▶

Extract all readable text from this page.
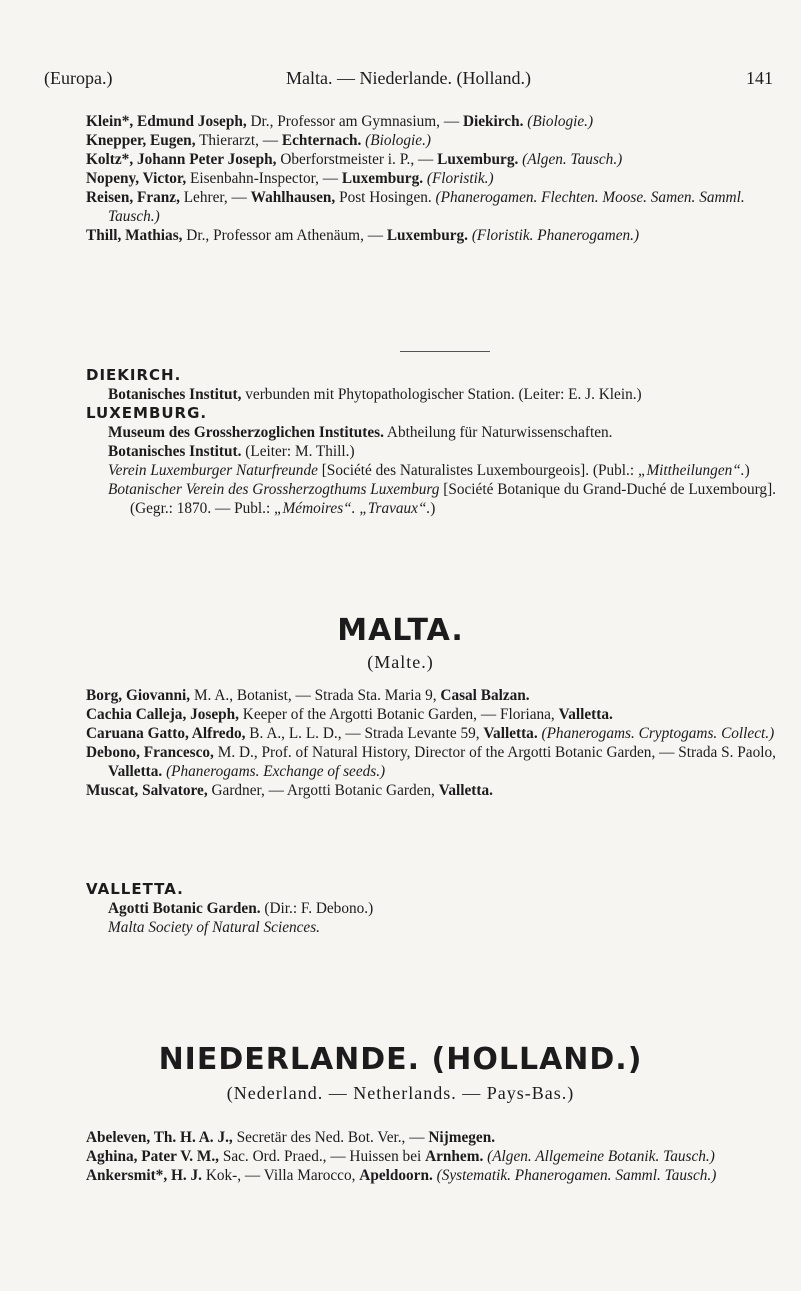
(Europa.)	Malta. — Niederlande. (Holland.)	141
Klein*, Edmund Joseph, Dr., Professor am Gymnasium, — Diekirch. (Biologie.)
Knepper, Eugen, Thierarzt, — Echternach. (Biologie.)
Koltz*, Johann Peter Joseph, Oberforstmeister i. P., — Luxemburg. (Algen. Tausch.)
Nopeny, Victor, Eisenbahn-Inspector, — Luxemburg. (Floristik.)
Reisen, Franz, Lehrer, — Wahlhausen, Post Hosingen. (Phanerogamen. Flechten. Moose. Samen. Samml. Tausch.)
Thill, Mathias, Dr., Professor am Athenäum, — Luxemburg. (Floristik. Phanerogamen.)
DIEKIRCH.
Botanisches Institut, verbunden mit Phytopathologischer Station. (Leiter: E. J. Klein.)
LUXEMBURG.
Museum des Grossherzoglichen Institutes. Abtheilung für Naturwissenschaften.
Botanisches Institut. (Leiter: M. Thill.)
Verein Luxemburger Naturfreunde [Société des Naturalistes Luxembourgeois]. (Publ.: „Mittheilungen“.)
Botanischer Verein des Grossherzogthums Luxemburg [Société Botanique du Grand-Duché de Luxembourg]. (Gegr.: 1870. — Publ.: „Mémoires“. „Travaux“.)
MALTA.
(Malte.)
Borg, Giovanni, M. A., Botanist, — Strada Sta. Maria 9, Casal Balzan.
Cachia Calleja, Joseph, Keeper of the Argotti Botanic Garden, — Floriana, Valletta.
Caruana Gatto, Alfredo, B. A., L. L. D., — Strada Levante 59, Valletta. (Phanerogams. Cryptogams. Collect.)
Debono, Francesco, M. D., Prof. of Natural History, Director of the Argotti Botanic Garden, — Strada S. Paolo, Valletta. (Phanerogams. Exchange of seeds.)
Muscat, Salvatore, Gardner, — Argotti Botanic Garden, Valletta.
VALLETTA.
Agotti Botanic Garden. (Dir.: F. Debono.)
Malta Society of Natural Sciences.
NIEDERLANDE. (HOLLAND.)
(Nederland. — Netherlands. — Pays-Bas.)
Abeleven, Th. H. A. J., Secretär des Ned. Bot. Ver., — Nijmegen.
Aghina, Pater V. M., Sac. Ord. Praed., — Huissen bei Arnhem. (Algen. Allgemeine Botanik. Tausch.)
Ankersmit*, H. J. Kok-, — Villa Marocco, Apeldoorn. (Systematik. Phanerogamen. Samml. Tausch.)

◀

- _WHAT YOU WILL DO_
Output a single number: how many lines contain the word "Verein".

- _EXERCISE SOLUTION_
2